> _REQUIRED TASK_
Reproduce exactly the lines beginning with the line that contains "Extract the structured" and ending at the final line of the material below.

> _GIVEN ENTRIES_
'''

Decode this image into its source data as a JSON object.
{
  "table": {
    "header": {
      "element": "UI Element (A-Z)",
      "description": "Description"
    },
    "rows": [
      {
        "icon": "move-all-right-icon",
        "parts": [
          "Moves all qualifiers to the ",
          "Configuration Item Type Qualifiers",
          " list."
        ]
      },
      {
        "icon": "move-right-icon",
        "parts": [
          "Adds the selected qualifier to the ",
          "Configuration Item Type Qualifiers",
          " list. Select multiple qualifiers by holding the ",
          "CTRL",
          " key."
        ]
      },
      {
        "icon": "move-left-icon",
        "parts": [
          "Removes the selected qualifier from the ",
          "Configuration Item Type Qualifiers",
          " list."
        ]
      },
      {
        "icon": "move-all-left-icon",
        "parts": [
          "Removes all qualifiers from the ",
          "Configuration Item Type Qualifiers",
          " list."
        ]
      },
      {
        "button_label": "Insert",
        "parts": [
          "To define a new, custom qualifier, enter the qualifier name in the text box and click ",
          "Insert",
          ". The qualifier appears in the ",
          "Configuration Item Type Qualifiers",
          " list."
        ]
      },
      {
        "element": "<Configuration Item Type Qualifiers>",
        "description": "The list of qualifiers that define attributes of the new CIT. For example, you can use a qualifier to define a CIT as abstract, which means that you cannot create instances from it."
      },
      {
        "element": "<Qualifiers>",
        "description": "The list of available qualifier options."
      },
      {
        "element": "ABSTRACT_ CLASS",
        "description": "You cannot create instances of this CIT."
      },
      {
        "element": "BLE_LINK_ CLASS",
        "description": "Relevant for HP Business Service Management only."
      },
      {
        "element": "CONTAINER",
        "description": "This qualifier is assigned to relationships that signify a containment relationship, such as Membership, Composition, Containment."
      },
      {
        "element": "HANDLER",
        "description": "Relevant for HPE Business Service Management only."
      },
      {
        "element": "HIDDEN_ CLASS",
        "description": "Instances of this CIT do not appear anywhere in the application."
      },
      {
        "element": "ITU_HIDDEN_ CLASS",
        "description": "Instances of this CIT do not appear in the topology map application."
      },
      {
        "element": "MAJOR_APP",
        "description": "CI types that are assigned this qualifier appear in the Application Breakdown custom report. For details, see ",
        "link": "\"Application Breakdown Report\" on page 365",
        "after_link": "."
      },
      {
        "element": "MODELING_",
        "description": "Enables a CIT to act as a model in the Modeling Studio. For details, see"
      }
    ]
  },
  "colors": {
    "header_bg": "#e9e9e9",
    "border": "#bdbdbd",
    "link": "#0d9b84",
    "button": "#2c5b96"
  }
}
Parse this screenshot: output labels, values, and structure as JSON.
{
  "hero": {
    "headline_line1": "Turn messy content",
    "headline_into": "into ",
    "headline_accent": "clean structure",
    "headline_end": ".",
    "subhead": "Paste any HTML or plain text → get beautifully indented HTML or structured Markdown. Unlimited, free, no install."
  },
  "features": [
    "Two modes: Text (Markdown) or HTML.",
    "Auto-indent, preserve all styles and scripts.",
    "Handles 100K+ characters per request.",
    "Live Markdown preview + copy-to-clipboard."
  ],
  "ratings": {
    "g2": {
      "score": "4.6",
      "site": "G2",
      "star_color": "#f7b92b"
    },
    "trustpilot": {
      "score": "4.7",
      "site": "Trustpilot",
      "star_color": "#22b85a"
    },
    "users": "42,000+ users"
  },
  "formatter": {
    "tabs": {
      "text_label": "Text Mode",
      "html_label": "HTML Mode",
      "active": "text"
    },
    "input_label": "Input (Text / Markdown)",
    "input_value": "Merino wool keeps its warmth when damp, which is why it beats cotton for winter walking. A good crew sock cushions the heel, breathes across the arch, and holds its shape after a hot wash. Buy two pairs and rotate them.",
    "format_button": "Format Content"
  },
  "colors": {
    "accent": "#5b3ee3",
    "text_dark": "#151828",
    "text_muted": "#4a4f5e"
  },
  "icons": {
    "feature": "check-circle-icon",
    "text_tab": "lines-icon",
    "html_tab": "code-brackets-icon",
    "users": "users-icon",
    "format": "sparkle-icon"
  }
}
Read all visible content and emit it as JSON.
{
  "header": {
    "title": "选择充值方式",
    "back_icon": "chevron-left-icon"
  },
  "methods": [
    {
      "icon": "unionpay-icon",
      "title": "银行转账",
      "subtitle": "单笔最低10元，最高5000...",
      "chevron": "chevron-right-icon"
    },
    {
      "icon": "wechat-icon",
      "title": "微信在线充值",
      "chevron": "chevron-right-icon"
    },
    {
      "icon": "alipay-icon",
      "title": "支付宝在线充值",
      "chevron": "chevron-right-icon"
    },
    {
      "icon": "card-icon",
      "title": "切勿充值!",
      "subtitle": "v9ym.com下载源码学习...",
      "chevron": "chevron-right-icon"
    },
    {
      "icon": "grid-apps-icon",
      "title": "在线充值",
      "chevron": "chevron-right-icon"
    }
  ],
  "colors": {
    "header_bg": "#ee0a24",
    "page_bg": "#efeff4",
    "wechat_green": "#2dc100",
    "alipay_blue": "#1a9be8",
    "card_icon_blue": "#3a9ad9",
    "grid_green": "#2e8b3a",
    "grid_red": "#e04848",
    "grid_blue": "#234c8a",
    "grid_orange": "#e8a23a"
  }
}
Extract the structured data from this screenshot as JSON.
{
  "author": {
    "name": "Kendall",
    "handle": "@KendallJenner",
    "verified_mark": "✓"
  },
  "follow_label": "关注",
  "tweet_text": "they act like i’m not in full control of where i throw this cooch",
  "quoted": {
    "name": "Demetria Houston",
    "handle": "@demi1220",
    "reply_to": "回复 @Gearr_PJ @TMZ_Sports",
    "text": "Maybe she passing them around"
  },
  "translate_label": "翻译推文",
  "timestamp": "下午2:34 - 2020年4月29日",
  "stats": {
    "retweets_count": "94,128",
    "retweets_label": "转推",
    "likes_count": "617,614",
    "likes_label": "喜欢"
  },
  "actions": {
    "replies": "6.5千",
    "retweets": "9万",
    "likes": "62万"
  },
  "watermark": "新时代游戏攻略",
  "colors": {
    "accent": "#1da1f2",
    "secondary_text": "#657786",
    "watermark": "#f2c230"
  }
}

'''

> _COMPLETE OUTPUT_
Extract the structured data from this screenshot as JSON.
{
  "author": {
    "name": "Kendall",
    "handle": "@KendallJenner",
    "verified_mark": "✓"
  },
  "follow_label": "关注",
  "tweet_text": "they act like i’m not in full control of where i throw this cooch",
  "quoted": {
    "name": "Demetria Houston",
    "handle": "@demi1220",
    "reply_to": "回复 @Gearr_PJ @TMZ_Sports",
    "text": "Maybe she passing them around"
  },
  "translate_label": "翻译推文",
  "timestamp": "下午2:34 - 2020年4月29日",
  "stats": {
    "retweets_count": "94,128",
    "retweets_label": "转推",
    "likes_count": "617,614",
    "likes_label": "喜欢"
  },
  "actions": {
    "replies": "6.5千",
    "retweets": "9万",
    "likes": "62万"
  },
  "watermark": "新时代游戏攻略",
  "colors": {
    "accent": "#1da1f2",
    "secondary_text": "#657786",
    "watermark": "#f2c230"
  }
}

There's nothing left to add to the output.